▼▼▼

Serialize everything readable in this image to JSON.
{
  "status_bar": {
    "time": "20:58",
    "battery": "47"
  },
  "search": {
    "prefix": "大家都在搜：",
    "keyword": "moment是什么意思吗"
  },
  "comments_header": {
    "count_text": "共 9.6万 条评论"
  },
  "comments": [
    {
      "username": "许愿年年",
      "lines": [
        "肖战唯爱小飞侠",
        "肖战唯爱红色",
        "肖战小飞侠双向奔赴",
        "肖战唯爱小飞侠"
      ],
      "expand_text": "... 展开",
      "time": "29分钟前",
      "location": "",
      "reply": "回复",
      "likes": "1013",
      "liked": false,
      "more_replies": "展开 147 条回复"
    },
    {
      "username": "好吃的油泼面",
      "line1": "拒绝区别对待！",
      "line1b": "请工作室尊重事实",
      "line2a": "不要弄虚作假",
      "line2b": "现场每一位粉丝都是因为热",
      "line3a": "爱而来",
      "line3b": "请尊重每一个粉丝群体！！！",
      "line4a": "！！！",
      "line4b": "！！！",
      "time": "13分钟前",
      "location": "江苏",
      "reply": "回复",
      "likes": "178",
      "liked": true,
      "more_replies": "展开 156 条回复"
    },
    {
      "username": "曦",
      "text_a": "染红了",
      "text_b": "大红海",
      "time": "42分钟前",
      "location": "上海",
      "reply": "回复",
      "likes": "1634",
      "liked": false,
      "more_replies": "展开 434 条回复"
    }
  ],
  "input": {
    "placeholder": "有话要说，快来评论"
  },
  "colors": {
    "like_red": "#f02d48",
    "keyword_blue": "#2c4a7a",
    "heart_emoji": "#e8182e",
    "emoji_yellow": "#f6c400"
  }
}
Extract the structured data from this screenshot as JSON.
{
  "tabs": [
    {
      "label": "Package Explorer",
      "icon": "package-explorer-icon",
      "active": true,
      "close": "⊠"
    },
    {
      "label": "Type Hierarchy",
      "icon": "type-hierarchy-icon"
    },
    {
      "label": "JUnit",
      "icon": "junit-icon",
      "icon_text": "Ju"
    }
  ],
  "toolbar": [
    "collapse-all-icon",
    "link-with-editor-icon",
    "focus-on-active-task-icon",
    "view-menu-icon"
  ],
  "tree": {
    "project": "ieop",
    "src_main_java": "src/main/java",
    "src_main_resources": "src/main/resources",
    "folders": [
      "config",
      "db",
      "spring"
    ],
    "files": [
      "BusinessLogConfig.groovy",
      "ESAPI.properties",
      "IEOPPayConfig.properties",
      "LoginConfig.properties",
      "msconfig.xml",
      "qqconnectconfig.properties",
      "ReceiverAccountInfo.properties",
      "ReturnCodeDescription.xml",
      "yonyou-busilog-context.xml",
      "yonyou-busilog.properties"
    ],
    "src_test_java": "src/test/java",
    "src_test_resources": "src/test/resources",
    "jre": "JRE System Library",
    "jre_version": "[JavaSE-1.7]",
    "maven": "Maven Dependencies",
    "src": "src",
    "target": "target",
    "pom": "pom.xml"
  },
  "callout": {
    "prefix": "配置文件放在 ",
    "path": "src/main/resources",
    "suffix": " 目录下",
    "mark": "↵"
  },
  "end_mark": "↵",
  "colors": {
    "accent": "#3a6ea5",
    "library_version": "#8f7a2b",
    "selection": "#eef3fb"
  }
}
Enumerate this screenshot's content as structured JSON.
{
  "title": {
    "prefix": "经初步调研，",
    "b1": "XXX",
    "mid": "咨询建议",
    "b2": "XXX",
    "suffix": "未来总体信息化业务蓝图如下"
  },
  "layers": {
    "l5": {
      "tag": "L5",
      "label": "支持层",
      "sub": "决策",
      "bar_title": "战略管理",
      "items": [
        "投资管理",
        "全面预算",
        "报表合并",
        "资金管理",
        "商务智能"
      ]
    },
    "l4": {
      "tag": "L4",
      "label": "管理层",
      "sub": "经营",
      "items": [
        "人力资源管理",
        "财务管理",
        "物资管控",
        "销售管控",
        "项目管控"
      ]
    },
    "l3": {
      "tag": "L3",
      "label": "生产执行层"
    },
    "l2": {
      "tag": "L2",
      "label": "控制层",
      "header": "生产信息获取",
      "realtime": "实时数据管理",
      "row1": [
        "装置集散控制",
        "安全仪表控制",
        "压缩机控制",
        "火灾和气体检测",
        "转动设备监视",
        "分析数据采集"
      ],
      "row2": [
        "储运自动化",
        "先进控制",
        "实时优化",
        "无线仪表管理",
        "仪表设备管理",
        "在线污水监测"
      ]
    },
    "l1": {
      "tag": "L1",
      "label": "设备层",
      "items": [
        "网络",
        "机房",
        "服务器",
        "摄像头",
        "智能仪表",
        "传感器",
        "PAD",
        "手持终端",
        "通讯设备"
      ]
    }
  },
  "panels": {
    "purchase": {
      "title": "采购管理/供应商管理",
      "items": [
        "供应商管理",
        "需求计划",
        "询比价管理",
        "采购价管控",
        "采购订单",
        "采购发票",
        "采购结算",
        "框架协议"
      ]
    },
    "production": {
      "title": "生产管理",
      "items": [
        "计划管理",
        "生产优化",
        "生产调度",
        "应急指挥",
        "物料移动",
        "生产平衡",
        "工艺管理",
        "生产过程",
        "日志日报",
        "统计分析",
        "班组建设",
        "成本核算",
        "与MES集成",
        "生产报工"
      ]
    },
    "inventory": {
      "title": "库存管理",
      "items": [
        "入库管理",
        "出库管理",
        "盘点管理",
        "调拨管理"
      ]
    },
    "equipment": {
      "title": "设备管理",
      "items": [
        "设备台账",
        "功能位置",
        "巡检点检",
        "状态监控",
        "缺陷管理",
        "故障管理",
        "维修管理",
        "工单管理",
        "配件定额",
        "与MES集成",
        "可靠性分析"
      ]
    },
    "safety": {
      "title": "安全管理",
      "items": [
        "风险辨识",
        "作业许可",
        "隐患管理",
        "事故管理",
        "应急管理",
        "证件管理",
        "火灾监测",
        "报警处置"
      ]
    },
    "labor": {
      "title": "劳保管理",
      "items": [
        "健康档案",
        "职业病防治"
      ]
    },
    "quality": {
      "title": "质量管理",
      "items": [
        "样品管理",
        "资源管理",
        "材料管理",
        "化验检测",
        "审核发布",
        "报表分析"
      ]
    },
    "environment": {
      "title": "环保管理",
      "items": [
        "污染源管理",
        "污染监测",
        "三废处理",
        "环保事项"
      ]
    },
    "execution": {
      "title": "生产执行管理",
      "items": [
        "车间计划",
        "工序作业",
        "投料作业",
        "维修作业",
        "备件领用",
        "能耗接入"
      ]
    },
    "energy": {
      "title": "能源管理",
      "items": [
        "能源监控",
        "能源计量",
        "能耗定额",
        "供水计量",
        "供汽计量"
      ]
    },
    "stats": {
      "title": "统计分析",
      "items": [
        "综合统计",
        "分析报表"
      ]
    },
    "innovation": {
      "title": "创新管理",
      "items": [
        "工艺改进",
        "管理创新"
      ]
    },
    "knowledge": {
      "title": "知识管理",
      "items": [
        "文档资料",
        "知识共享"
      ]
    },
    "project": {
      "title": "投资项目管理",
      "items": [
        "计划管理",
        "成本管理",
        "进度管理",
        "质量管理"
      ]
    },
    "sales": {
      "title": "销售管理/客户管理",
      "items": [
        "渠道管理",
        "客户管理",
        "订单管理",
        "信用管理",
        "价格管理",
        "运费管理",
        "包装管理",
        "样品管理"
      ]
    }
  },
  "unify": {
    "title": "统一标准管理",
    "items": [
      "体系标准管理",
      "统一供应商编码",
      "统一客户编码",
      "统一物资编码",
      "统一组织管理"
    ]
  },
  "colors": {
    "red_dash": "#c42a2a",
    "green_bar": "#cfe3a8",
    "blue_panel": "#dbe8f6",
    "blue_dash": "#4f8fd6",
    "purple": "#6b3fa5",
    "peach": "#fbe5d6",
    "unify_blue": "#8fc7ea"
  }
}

▲▲▲

# TO DO
Note each line of the entries that has "JSON" in it, and copy those lines.

# RESULT BELOW
Serialize everything readable in this image to JSON.
Extract the structured data from this screenshot as JSON.
Enumerate this screenshot's content as structured JSON.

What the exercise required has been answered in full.